_To do_
Print every record below exactly as written.

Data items

-----

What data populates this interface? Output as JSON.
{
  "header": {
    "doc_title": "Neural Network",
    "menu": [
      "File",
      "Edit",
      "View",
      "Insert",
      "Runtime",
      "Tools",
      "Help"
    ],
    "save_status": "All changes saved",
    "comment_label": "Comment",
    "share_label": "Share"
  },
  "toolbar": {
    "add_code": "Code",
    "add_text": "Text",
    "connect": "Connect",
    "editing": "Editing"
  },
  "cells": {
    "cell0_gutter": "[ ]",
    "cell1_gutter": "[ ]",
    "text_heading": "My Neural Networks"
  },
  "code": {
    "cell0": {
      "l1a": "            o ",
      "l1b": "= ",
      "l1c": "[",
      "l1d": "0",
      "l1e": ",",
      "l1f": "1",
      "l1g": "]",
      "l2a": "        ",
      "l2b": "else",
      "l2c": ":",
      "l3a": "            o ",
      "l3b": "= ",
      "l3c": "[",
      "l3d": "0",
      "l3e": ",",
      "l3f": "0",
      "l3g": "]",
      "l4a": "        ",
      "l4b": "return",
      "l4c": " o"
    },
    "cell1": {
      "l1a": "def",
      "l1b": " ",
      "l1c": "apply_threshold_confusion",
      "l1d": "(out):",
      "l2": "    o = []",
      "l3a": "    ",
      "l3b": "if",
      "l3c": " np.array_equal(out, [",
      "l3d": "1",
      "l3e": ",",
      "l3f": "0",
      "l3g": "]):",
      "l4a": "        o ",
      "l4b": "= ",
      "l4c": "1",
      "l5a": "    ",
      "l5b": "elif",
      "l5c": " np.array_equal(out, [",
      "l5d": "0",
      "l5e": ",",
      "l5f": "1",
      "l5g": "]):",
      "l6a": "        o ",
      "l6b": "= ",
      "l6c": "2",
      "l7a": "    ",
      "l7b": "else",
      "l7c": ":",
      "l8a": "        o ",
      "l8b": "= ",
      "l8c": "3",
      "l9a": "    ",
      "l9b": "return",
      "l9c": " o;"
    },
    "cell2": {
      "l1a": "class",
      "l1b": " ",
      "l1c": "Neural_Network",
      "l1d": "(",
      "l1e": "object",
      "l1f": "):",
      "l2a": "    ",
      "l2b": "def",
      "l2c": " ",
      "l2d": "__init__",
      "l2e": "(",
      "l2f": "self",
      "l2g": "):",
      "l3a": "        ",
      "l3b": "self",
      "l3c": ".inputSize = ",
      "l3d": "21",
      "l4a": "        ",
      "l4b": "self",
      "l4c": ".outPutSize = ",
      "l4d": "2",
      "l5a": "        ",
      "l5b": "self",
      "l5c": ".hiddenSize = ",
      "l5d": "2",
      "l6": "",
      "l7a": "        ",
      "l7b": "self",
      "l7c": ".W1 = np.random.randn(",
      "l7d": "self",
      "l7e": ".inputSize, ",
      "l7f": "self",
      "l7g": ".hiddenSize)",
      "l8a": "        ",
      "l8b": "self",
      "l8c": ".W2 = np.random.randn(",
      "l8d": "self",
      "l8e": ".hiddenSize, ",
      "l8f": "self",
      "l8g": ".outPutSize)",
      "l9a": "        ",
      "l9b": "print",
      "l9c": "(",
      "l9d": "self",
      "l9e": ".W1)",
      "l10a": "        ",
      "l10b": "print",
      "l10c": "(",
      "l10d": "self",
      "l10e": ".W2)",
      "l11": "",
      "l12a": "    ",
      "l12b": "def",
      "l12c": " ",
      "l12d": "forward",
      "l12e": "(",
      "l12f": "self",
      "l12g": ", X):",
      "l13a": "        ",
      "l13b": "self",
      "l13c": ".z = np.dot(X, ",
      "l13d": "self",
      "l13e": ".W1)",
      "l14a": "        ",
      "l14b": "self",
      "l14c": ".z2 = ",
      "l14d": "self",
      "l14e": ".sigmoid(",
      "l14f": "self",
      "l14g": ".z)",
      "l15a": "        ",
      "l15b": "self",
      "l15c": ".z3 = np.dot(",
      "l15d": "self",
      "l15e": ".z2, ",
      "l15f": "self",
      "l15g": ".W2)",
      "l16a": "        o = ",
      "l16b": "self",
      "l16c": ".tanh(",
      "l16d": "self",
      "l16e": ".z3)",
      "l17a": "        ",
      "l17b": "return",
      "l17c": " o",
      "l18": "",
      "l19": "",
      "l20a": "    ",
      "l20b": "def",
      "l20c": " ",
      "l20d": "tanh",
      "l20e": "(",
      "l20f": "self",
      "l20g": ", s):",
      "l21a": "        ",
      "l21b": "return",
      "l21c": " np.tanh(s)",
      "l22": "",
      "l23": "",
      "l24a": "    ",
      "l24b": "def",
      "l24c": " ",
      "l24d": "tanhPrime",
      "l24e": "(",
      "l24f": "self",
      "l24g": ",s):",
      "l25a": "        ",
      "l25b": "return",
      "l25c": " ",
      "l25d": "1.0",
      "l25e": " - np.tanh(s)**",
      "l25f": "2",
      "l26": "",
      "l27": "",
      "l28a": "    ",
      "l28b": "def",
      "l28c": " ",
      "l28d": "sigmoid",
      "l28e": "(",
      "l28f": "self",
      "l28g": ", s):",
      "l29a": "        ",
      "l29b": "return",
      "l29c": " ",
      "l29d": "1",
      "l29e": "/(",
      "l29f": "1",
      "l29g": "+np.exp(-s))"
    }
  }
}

-----

_Solved exercise_
What data populates this interface? Output as JSON.
{
  "header": {
    "doc_title": "Neural Network",
    "menu": [
      "File",
      "Edit",
      "View",
      "Insert",
      "Runtime",
      "Tools",
      "Help"
    ],
    "save_status": "All changes saved",
    "comment_label": "Comment",
    "share_label": "Share"
  },
  "toolbar": {
    "add_code": "Code",
    "add_text": "Text",
    "connect": "Connect",
    "editing": "Editing"
  },
  "cells": {
    "cell0_gutter": "[ ]",
    "cell1_gutter": "[ ]",
    "text_heading": "My Neural Networks"
  },
  "code": {
    "cell0": {
      "l1a": "            o ",
      "l1b": "= ",
      "l1c": "[",
      "l1d": "0",
      "l1e": ",",
      "l1f": "1",
      "l1g": "]",
      "l2a": "        ",
      "l2b": "else",
      "l2c": ":",
      "l3a": "            o ",
      "l3b": "= ",
      "l3c": "[",
      "l3d": "0",
      "l3e": ",",
      "l3f": "0",
      "l3g": "]",
      "l4a": "        ",
      "l4b": "return",
      "l4c": " o"
    },
    "cell1": {
      "l1a": "def",
      "l1b": " ",
      "l1c": "apply_threshold_confusion",
      "l1d": "(out):",
      "l2": "    o = []",
      "l3a": "    ",
      "l3b": "if",
      "l3c": " np.array_equal(out, [",
      "l3d": "1",
      "l3e": ",",
      "l3f": "0",
      "l3g": "]):",
      "l4a": "        o ",
      "l4b": "= ",
      "l4c": "1",
      "l5a": "    ",
      "l5b": "elif",
      "l5c": " np.array_equal(out, [",
      "l5d": "0",
      "l5e": ",",
      "l5f": "1",
      "l5g": "]):",
      "l6a": "        o ",
      "l6b": "= ",
      "l6c": "2",
      "l7a": "    ",
      "l7b": "else",
      "l7c": ":",
      "l8a": "        o ",
      "l8b": "= ",
      "l8c": "3",
      "l9a": "    ",
      "l9b": "return",
      "l9c": " o;"
    },
    "cell2": {
      "l1a": "class",
      "l1b": " ",
      "l1c": "Neural_Network",
      "l1d": "(",
      "l1e": "object",
      "l1f": "):",
      "l2a": "    ",
      "l2b": "def",
      "l2c": " ",
      "l2d": "__init__",
      "l2e": "(",
      "l2f": "self",
      "l2g": "):",
      "l3a": "        ",
      "l3b": "self",
      "l3c": ".inputSize = ",
      "l3d": "21",
      "l4a": "        ",
      "l4b": "self",
      "l4c": ".outPutSize = ",
      "l4d": "2",
      "l5a": "        ",
      "l5b": "self",
      "l5c": ".hiddenSize = ",
      "l5d": "2",
      "l6": "",
      "l7a": "        ",
      "l7b": "self",
      "l7c": ".W1 = np.random.randn(",
      "l7d": "self",
      "l7e": ".inputSize, ",
      "l7f": "self",
      "l7g": ".hiddenSize)",
      "l8a": "        ",
      "l8b": "self",
      "l8c": ".W2 = np.random.randn(",
      "l8d": "self",
      "l8e": ".hiddenSize, ",
      "l8f": "self",
      "l8g": ".outPutSize)",
      "l9a": "        ",
      "l9b": "print",
      "l9c": "(",
      "l9d": "self",
      "l9e": ".W1)",
      "l10a": "        ",
      "l10b": "print",
      "l10c": "(",
      "l10d": "self",
      "l10e": ".W2)",
      "l11": "",
      "l12a": "    ",
      "l12b": "def",
      "l12c": " ",
      "l12d": "forward",
      "l12e": "(",
      "l12f": "self",
      "l12g": ", X):",
      "l13a": "        ",
      "l13b": "self",
      "l13c": ".z = np.dot(X, ",
      "l13d": "self",
      "l13e": ".W1)",
      "l14a": "        ",
      "l14b": "self",
      "l14c": ".z2 = ",
      "l14d": "self",
      "l14e": ".sigmoid(",
      "l14f": "self",
      "l14g": ".z)",
      "l15a": "        ",
      "l15b": "self",
      "l15c": ".z3 = np.dot(",
      "l15d": "self",
      "l15e": ".z2, ",
      "l15f": "self",
      "l15g": ".W2)",
      "l16a": "        o = ",
      "l16b": "self",
      "l16c": ".tanh(",
      "l16d": "self",
      "l16e": ".z3)",
      "l17a": "        ",
      "l17b": "return",
      "l17c": " o",
      "l18": "",
      "l19": "",
      "l20a": "    ",
      "l20b": "def",
      "l20c": " ",
      "l20d": "tanh",
      "l20e": "(",
      "l20f": "self",
      "l20g": ", s):",
      "l21a": "        ",
      "l21b": "return",
      "l21c": " np.tanh(s)",
      "l22": "",
      "l23": "",
      "l24a": "    ",
      "l24b": "def",
      "l24c": " ",
      "l24d": "tanhPrime",
      "l24e": "(",
      "l24f": "self",
      "l24g": ",s):",
      "l25a": "        ",
      "l25b": "return",
      "l25c": " ",
      "l25d": "1.0",
      "l25e": " - np.tanh(s)**",
      "l25f": "2",
      "l26": "",
      "l27": "",
      "l28a": "    ",
      "l28b": "def",
      "l28c": " ",
      "l28d": "sigmoid",
      "l28e": "(",
      "l28f": "self",
      "l28g": ", s):",
      "l29a": "        ",
      "l29b": "return",
      "l29c": " ",
      "l29d": "1",
      "l29e": "/(",
      "l29f": "1",
      "l29g": "+np.exp(-s))"
    }
  }
}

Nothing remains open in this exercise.